Stored data:

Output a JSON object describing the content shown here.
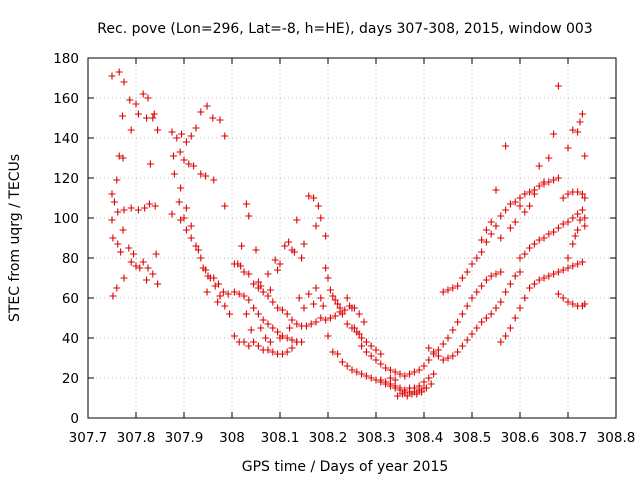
{
  "chart_data": {
    "type": "scatter",
    "title": "Rec. pove (Lon=296, Lat=-8, h=HE), days 307-308, 2015, window 003",
    "xlabel": "GPS time / Days of year 2015",
    "ylabel": "STEC from uqrg / TECUs",
    "xlim": [
      307.7,
      308.8
    ],
    "ylim": [
      0,
      180
    ],
    "xticks": [
      "307.7",
      "307.8",
      "307.9",
      "308",
      "308.1",
      "308.2",
      "308.3",
      "308.4",
      "308.5",
      "308.6",
      "308.7",
      "308.8"
    ],
    "yticks": [
      "0",
      "20",
      "40",
      "60",
      "80",
      "100",
      "120",
      "140",
      "160",
      "180"
    ],
    "grid": true,
    "marker": "+",
    "color": "#dd0000",
    "points": [
      [
        307.75,
        171
      ],
      [
        307.765,
        173
      ],
      [
        307.775,
        168
      ],
      [
        307.787,
        159
      ],
      [
        307.8,
        157
      ],
      [
        307.815,
        162
      ],
      [
        307.825,
        160
      ],
      [
        307.838,
        152
      ],
      [
        307.805,
        152
      ],
      [
        307.822,
        150
      ],
      [
        307.835,
        150
      ],
      [
        307.772,
        151
      ],
      [
        307.79,
        144
      ],
      [
        307.845,
        144
      ],
      [
        307.75,
        112
      ],
      [
        307.755,
        108
      ],
      [
        307.75,
        99
      ],
      [
        307.76,
        119
      ],
      [
        307.765,
        131
      ],
      [
        307.773,
        130
      ],
      [
        307.762,
        103
      ],
      [
        307.775,
        104
      ],
      [
        307.79,
        105
      ],
      [
        307.805,
        104
      ],
      [
        307.818,
        105
      ],
      [
        307.828,
        107
      ],
      [
        307.84,
        106
      ],
      [
        307.83,
        127
      ],
      [
        307.752,
        90
      ],
      [
        307.762,
        87
      ],
      [
        307.773,
        94
      ],
      [
        307.785,
        85
      ],
      [
        307.795,
        82
      ],
      [
        307.79,
        78
      ],
      [
        307.8,
        76
      ],
      [
        307.815,
        78
      ],
      [
        307.808,
        75
      ],
      [
        307.825,
        75
      ],
      [
        307.835,
        72
      ],
      [
        307.822,
        69
      ],
      [
        307.845,
        67
      ],
      [
        307.842,
        82
      ],
      [
        307.768,
        83
      ],
      [
        307.775,
        70
      ],
      [
        307.76,
        65
      ],
      [
        307.752,
        61
      ],
      [
        307.875,
        143
      ],
      [
        307.885,
        140
      ],
      [
        307.895,
        142
      ],
      [
        307.905,
        138
      ],
      [
        307.915,
        141
      ],
      [
        307.925,
        145
      ],
      [
        307.935,
        153
      ],
      [
        307.948,
        156
      ],
      [
        307.96,
        150
      ],
      [
        307.975,
        149
      ],
      [
        307.985,
        141
      ],
      [
        307.878,
        131
      ],
      [
        307.892,
        133
      ],
      [
        307.9,
        129
      ],
      [
        307.91,
        127
      ],
      [
        307.92,
        126
      ],
      [
        307.935,
        122
      ],
      [
        307.945,
        121
      ],
      [
        307.962,
        119
      ],
      [
        307.88,
        122
      ],
      [
        307.893,
        115
      ],
      [
        307.89,
        108
      ],
      [
        307.905,
        105
      ],
      [
        307.9,
        100
      ],
      [
        307.915,
        96
      ],
      [
        307.985,
        106
      ],
      [
        307.875,
        102
      ],
      [
        307.893,
        99
      ],
      [
        307.905,
        94
      ],
      [
        307.915,
        90
      ],
      [
        307.925,
        86
      ],
      [
        307.935,
        80
      ],
      [
        307.945,
        74
      ],
      [
        307.955,
        70
      ],
      [
        307.965,
        66
      ],
      [
        307.975,
        61
      ],
      [
        307.985,
        56
      ],
      [
        307.995,
        52
      ],
      [
        307.93,
        84
      ],
      [
        307.94,
        75
      ],
      [
        307.95,
        71
      ],
      [
        307.962,
        70
      ],
      [
        307.972,
        67
      ],
      [
        307.982,
        63
      ],
      [
        307.992,
        62
      ],
      [
        307.948,
        63
      ],
      [
        307.97,
        58
      ],
      [
        308.03,
        107
      ],
      [
        308.035,
        101
      ],
      [
        308.02,
        86
      ],
      [
        308.05,
        84
      ],
      [
        308.055,
        68
      ],
      [
        308.06,
        66
      ],
      [
        308.075,
        72
      ],
      [
        308.08,
        64
      ],
      [
        308.09,
        79
      ],
      [
        308.095,
        74
      ],
      [
        308.1,
        77
      ],
      [
        308.11,
        86
      ],
      [
        308.118,
        88
      ],
      [
        308.125,
        84
      ],
      [
        308.13,
        83
      ],
      [
        308.135,
        99
      ],
      [
        308.145,
        80
      ],
      [
        308.15,
        87
      ],
      [
        308.16,
        111
      ],
      [
        308.17,
        110
      ],
      [
        308.175,
        96
      ],
      [
        308.18,
        106
      ],
      [
        308.185,
        100
      ],
      [
        308.195,
        91
      ],
      [
        308.005,
        77
      ],
      [
        308.012,
        77
      ],
      [
        308.018,
        76
      ],
      [
        308.025,
        73
      ],
      [
        308.035,
        72
      ],
      [
        308.045,
        67
      ],
      [
        308.055,
        65
      ],
      [
        308.065,
        63
      ],
      [
        308.075,
        61
      ],
      [
        308.085,
        58
      ],
      [
        308.095,
        55
      ],
      [
        308.105,
        54
      ],
      [
        308.115,
        52
      ],
      [
        308.125,
        49
      ],
      [
        308.135,
        47
      ],
      [
        308.145,
        46
      ],
      [
        308.155,
        46
      ],
      [
        308.165,
        47
      ],
      [
        308.175,
        48
      ],
      [
        308.185,
        50
      ],
      [
        308.195,
        49
      ],
      [
        308.205,
        50
      ],
      [
        308.215,
        51
      ],
      [
        308.225,
        53
      ],
      [
        308.235,
        54
      ],
      [
        308.245,
        56
      ],
      [
        308.255,
        55
      ],
      [
        308.265,
        52
      ],
      [
        308.275,
        48
      ],
      [
        308.005,
        63
      ],
      [
        308.015,
        62
      ],
      [
        308.025,
        61
      ],
      [
        308.035,
        59
      ],
      [
        308.045,
        55
      ],
      [
        308.055,
        52
      ],
      [
        308.065,
        49
      ],
      [
        308.075,
        47
      ],
      [
        308.085,
        45
      ],
      [
        308.095,
        43
      ],
      [
        308.105,
        41
      ],
      [
        308.115,
        40
      ],
      [
        308.125,
        39
      ],
      [
        308.135,
        38
      ],
      [
        308.145,
        38
      ],
      [
        308.005,
        41
      ],
      [
        308.015,
        38
      ],
      [
        308.025,
        38
      ],
      [
        308.035,
        36
      ],
      [
        308.045,
        38
      ],
      [
        308.055,
        36
      ],
      [
        308.065,
        34
      ],
      [
        308.075,
        34
      ],
      [
        308.085,
        33
      ],
      [
        308.095,
        32
      ],
      [
        308.105,
        32
      ],
      [
        308.115,
        33
      ],
      [
        308.125,
        35
      ],
      [
        308.135,
        38
      ],
      [
        308.03,
        52
      ],
      [
        308.04,
        44
      ],
      [
        308.06,
        45
      ],
      [
        308.07,
        40
      ],
      [
        308.08,
        38
      ],
      [
        308.1,
        40
      ],
      [
        308.12,
        45
      ],
      [
        308.14,
        60
      ],
      [
        308.15,
        55
      ],
      [
        308.16,
        62
      ],
      [
        308.17,
        57
      ],
      [
        308.175,
        65
      ],
      [
        308.185,
        60
      ],
      [
        308.19,
        56
      ],
      [
        308.195,
        75
      ],
      [
        308.2,
        70
      ],
      [
        308.205,
        64
      ],
      [
        308.21,
        61
      ],
      [
        308.215,
        59
      ],
      [
        308.22,
        57
      ],
      [
        308.225,
        55
      ],
      [
        308.23,
        52
      ],
      [
        308.24,
        47
      ],
      [
        308.25,
        45
      ],
      [
        308.26,
        43
      ],
      [
        308.27,
        40
      ],
      [
        308.28,
        38
      ],
      [
        308.29,
        36
      ],
      [
        308.3,
        34
      ],
      [
        308.31,
        32
      ],
      [
        308.2,
        41
      ],
      [
        308.21,
        33
      ],
      [
        308.22,
        32
      ],
      [
        308.23,
        28
      ],
      [
        308.24,
        26
      ],
      [
        308.25,
        24
      ],
      [
        308.26,
        23
      ],
      [
        308.27,
        22
      ],
      [
        308.28,
        21
      ],
      [
        308.29,
        20
      ],
      [
        308.3,
        19
      ],
      [
        308.31,
        18
      ],
      [
        308.32,
        17
      ],
      [
        308.33,
        16
      ],
      [
        308.34,
        15
      ],
      [
        308.35,
        14
      ],
      [
        308.36,
        13
      ],
      [
        308.37,
        13
      ],
      [
        308.38,
        13
      ],
      [
        308.39,
        14
      ],
      [
        308.4,
        15
      ],
      [
        308.24,
        60
      ],
      [
        308.25,
        55
      ],
      [
        308.255,
        45
      ],
      [
        308.265,
        42
      ],
      [
        308.27,
        36
      ],
      [
        308.28,
        33
      ],
      [
        308.29,
        31
      ],
      [
        308.3,
        29
      ],
      [
        308.31,
        27
      ],
      [
        308.32,
        25
      ],
      [
        308.33,
        24
      ],
      [
        308.34,
        23
      ],
      [
        308.35,
        22
      ],
      [
        308.36,
        21
      ],
      [
        308.37,
        22
      ],
      [
        308.38,
        23
      ],
      [
        308.39,
        24
      ],
      [
        308.31,
        19
      ],
      [
        308.32,
        18
      ],
      [
        308.33,
        17
      ],
      [
        308.34,
        16
      ],
      [
        308.35,
        15
      ],
      [
        308.36,
        14
      ],
      [
        308.37,
        15
      ],
      [
        308.38,
        15
      ],
      [
        308.39,
        16
      ],
      [
        308.4,
        18
      ],
      [
        308.41,
        20
      ],
      [
        308.42,
        22
      ],
      [
        308.345,
        11
      ],
      [
        308.355,
        12
      ],
      [
        308.365,
        11
      ],
      [
        308.375,
        12
      ],
      [
        308.385,
        12
      ],
      [
        308.33,
        20
      ],
      [
        308.34,
        19
      ],
      [
        308.395,
        13
      ],
      [
        308.405,
        15
      ],
      [
        308.415,
        17
      ],
      [
        308.4,
        26
      ],
      [
        308.41,
        29
      ],
      [
        308.42,
        32
      ],
      [
        308.43,
        34
      ],
      [
        308.44,
        37
      ],
      [
        308.45,
        40
      ],
      [
        308.46,
        44
      ],
      [
        308.47,
        48
      ],
      [
        308.48,
        52
      ],
      [
        308.49,
        56
      ],
      [
        308.5,
        60
      ],
      [
        308.51,
        63
      ],
      [
        308.52,
        66
      ],
      [
        308.53,
        69
      ],
      [
        308.54,
        71
      ],
      [
        308.55,
        72
      ],
      [
        308.56,
        73
      ],
      [
        308.41,
        35
      ],
      [
        308.42,
        33
      ],
      [
        308.43,
        31
      ],
      [
        308.44,
        29
      ],
      [
        308.45,
        30
      ],
      [
        308.46,
        31
      ],
      [
        308.47,
        33
      ],
      [
        308.48,
        36
      ],
      [
        308.49,
        39
      ],
      [
        308.5,
        42
      ],
      [
        308.51,
        45
      ],
      [
        308.52,
        48
      ],
      [
        308.53,
        50
      ],
      [
        308.54,
        52
      ],
      [
        308.55,
        55
      ],
      [
        308.56,
        58
      ],
      [
        308.57,
        63
      ],
      [
        308.58,
        67
      ],
      [
        308.59,
        71
      ],
      [
        308.6,
        73
      ],
      [
        308.44,
        63
      ],
      [
        308.45,
        64
      ],
      [
        308.46,
        65
      ],
      [
        308.47,
        66
      ],
      [
        308.48,
        70
      ],
      [
        308.49,
        73
      ],
      [
        308.5,
        77
      ],
      [
        308.51,
        80
      ],
      [
        308.52,
        83
      ],
      [
        308.53,
        88
      ],
      [
        308.54,
        92
      ],
      [
        308.55,
        96
      ],
      [
        308.56,
        101
      ],
      [
        308.57,
        104
      ],
      [
        308.58,
        107
      ],
      [
        308.59,
        108
      ],
      [
        308.6,
        110
      ],
      [
        308.61,
        112
      ],
      [
        308.62,
        113
      ],
      [
        308.63,
        114
      ],
      [
        308.64,
        116
      ],
      [
        308.65,
        117
      ],
      [
        308.66,
        118
      ],
      [
        308.67,
        119
      ],
      [
        308.68,
        120
      ],
      [
        308.52,
        89
      ],
      [
        308.53,
        94
      ],
      [
        308.54,
        98
      ],
      [
        308.55,
        114
      ],
      [
        308.56,
        90
      ],
      [
        308.57,
        136
      ],
      [
        308.58,
        95
      ],
      [
        308.59,
        98
      ],
      [
        308.6,
        106
      ],
      [
        308.61,
        103
      ],
      [
        308.62,
        106
      ],
      [
        308.63,
        112
      ],
      [
        308.64,
        126
      ],
      [
        308.65,
        118
      ],
      [
        308.66,
        130
      ],
      [
        308.67,
        142
      ],
      [
        308.68,
        166
      ],
      [
        308.56,
        38
      ],
      [
        308.57,
        41
      ],
      [
        308.58,
        45
      ],
      [
        308.59,
        50
      ],
      [
        308.6,
        55
      ],
      [
        308.61,
        60
      ],
      [
        308.62,
        65
      ],
      [
        308.63,
        67
      ],
      [
        308.64,
        69
      ],
      [
        308.65,
        70
      ],
      [
        308.66,
        71
      ],
      [
        308.67,
        72
      ],
      [
        308.68,
        73
      ],
      [
        308.69,
        74
      ],
      [
        308.7,
        75
      ],
      [
        308.71,
        76
      ],
      [
        308.72,
        77
      ],
      [
        308.73,
        78
      ],
      [
        308.6,
        80
      ],
      [
        308.61,
        82
      ],
      [
        308.62,
        85
      ],
      [
        308.63,
        87
      ],
      [
        308.64,
        89
      ],
      [
        308.65,
        90
      ],
      [
        308.66,
        92
      ],
      [
        308.67,
        93
      ],
      [
        308.68,
        95
      ],
      [
        308.69,
        97
      ],
      [
        308.7,
        98
      ],
      [
        308.71,
        100
      ],
      [
        308.72,
        102
      ],
      [
        308.73,
        104
      ],
      [
        308.68,
        62
      ],
      [
        308.69,
        60
      ],
      [
        308.7,
        58
      ],
      [
        308.71,
        57
      ],
      [
        308.72,
        56
      ],
      [
        308.73,
        56
      ],
      [
        308.735,
        57
      ],
      [
        308.69,
        110
      ],
      [
        308.7,
        112
      ],
      [
        308.71,
        113
      ],
      [
        308.72,
        113
      ],
      [
        308.73,
        112
      ],
      [
        308.735,
        110
      ],
      [
        308.7,
        135
      ],
      [
        308.71,
        144
      ],
      [
        308.72,
        143
      ],
      [
        308.725,
        148
      ],
      [
        308.73,
        152
      ],
      [
        308.735,
        131
      ],
      [
        308.7,
        80
      ],
      [
        308.71,
        87
      ],
      [
        308.715,
        91
      ],
      [
        308.72,
        94
      ],
      [
        308.725,
        99
      ],
      [
        308.735,
        96
      ],
      [
        308.735,
        100
      ]
    ]
  }
}
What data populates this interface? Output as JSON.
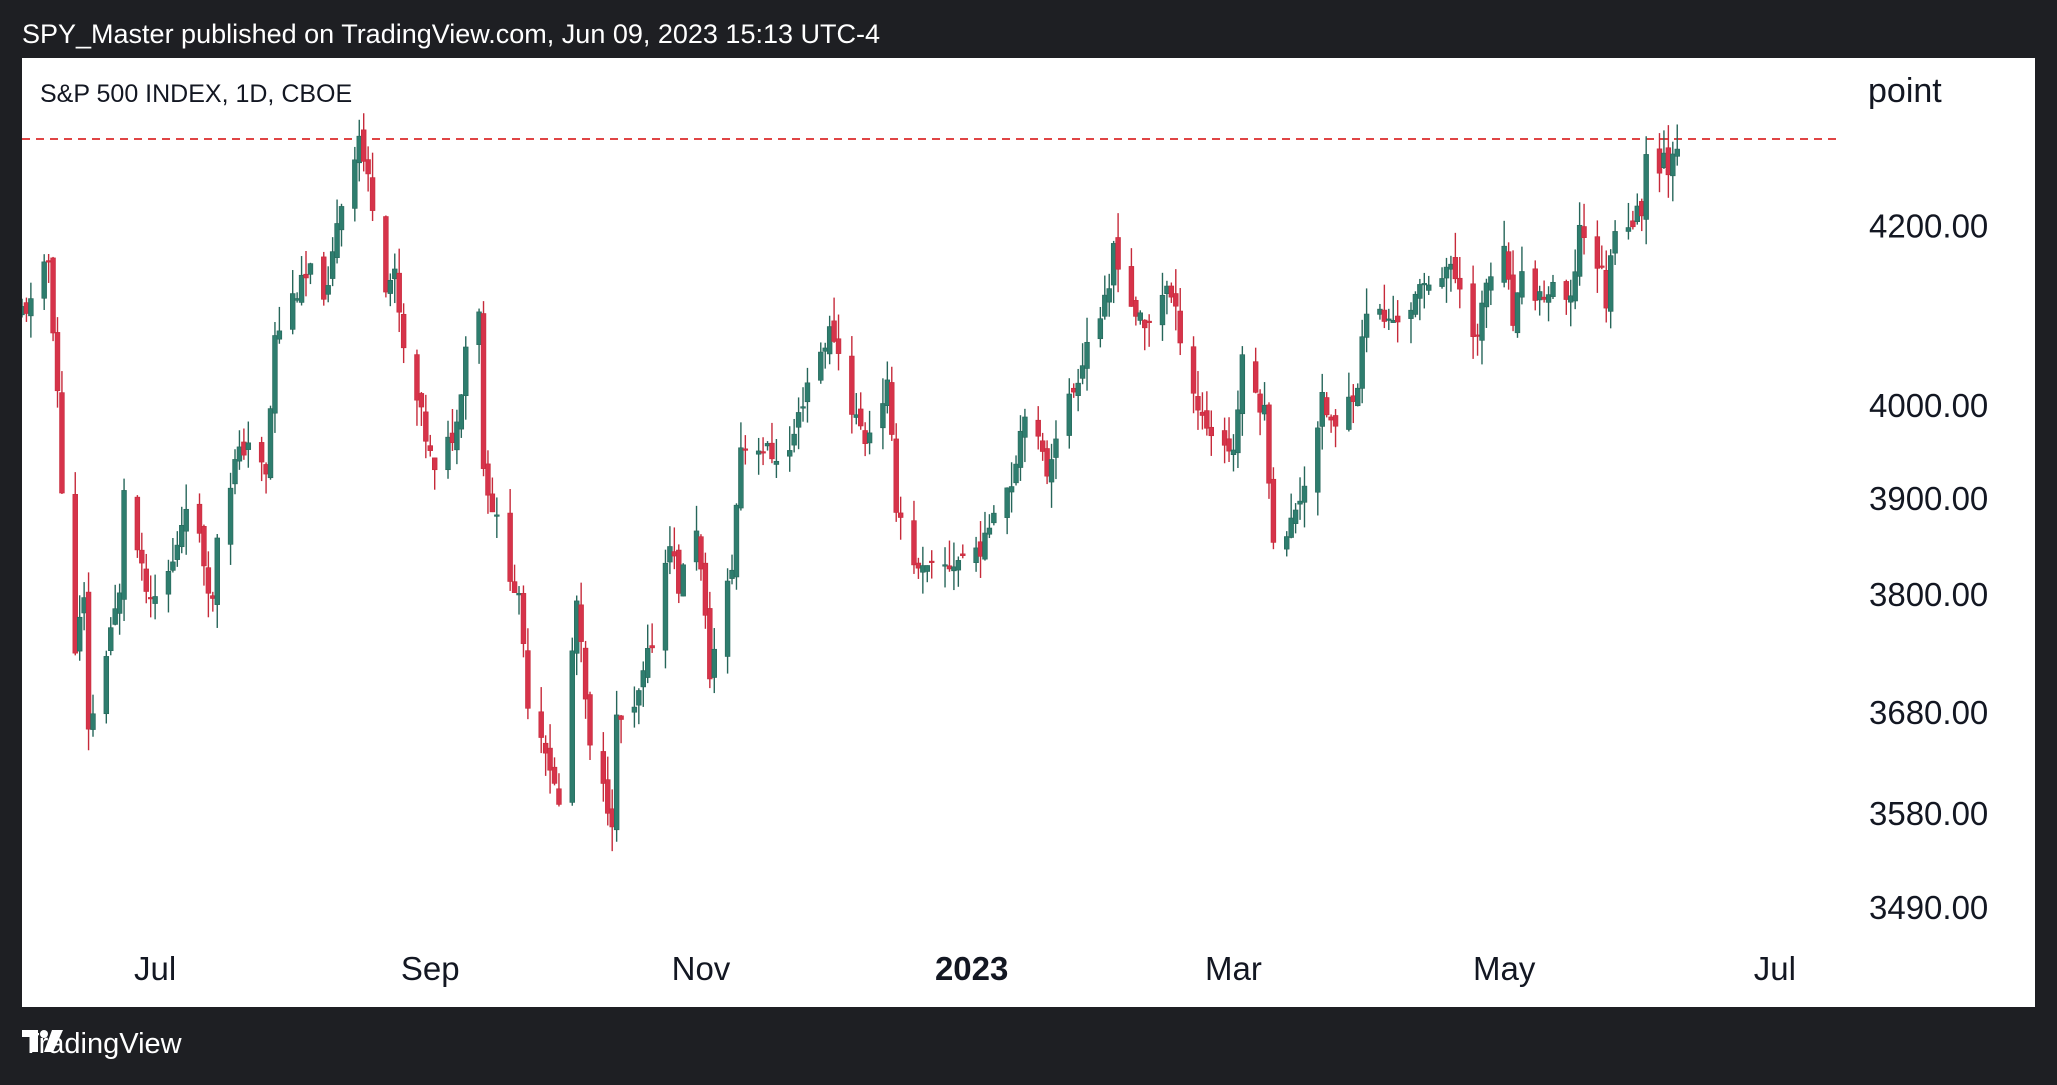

[Direction] Copy out every line of the listing that contains the string "Output".

[The solution]
Output a JSON object describing the content shown here.
What data populates this interface? Output as JSON.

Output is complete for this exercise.